+++ Records +++

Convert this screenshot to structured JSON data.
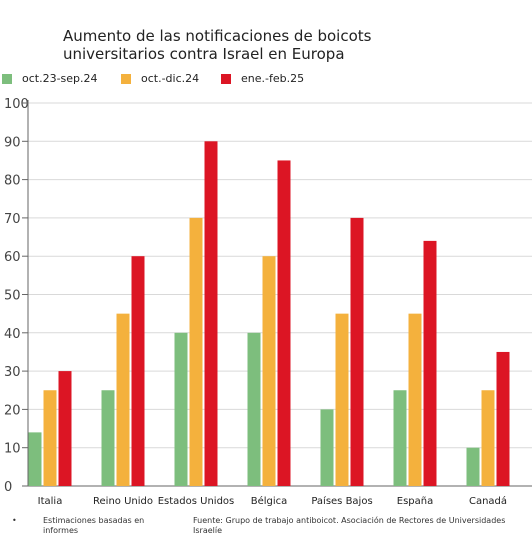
{
  "chart_data": {
    "type": "bar",
    "title": "Aumento de las notificaciones de boicots universitarios contra Israel en Europa",
    "categories": [
      "Italia",
      "Reino Unido",
      "Estados Unidos",
      "Bélgica",
      "Países Bajos",
      "España",
      "Canadá"
    ],
    "series": [
      {
        "name": "oct.23-sep.24",
        "color": "#7dbe7d",
        "values": [
          14,
          25,
          40,
          40,
          20,
          25,
          10
        ]
      },
      {
        "name": "oct.-dic.24",
        "color": "#f4b13d",
        "values": [
          25,
          45,
          70,
          60,
          45,
          45,
          25
        ]
      },
      {
        "name": "ene.-feb.25",
        "color": "#dc1524",
        "values": [
          30,
          60,
          90,
          85,
          70,
          64,
          35
        ]
      }
    ],
    "yticks": [
      0,
      10,
      20,
      30,
      40,
      50,
      60,
      70,
      80,
      90,
      100
    ],
    "ylim": [
      0,
      100
    ],
    "grid": true,
    "legend_position": "top-left"
  },
  "footer": {
    "bullet": "•",
    "note": "Estimaciones basadas en informes",
    "source": "Fuente: Grupo de trabajo antiboicot. Asociación de Rectores de Universidades Israelíe"
  }
}
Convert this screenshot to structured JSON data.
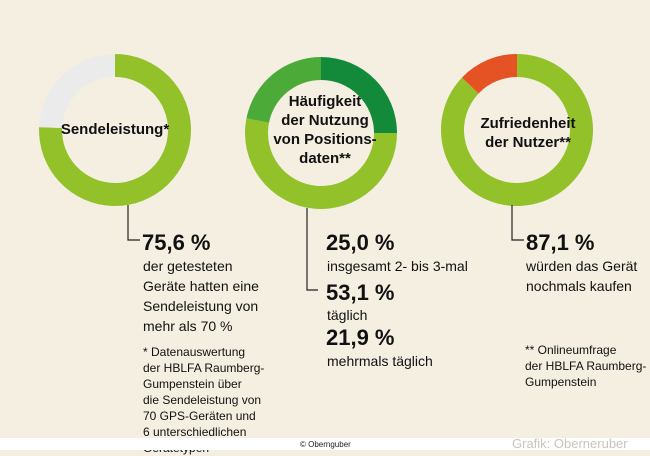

+++

- Direction -
Return, from the data, each line that has the word "name" in it.

- Exercise answer -
        "name": "oct.23-sep.24",
        "name": "oct.-dic.24",
        "name": "ene.-feb.25",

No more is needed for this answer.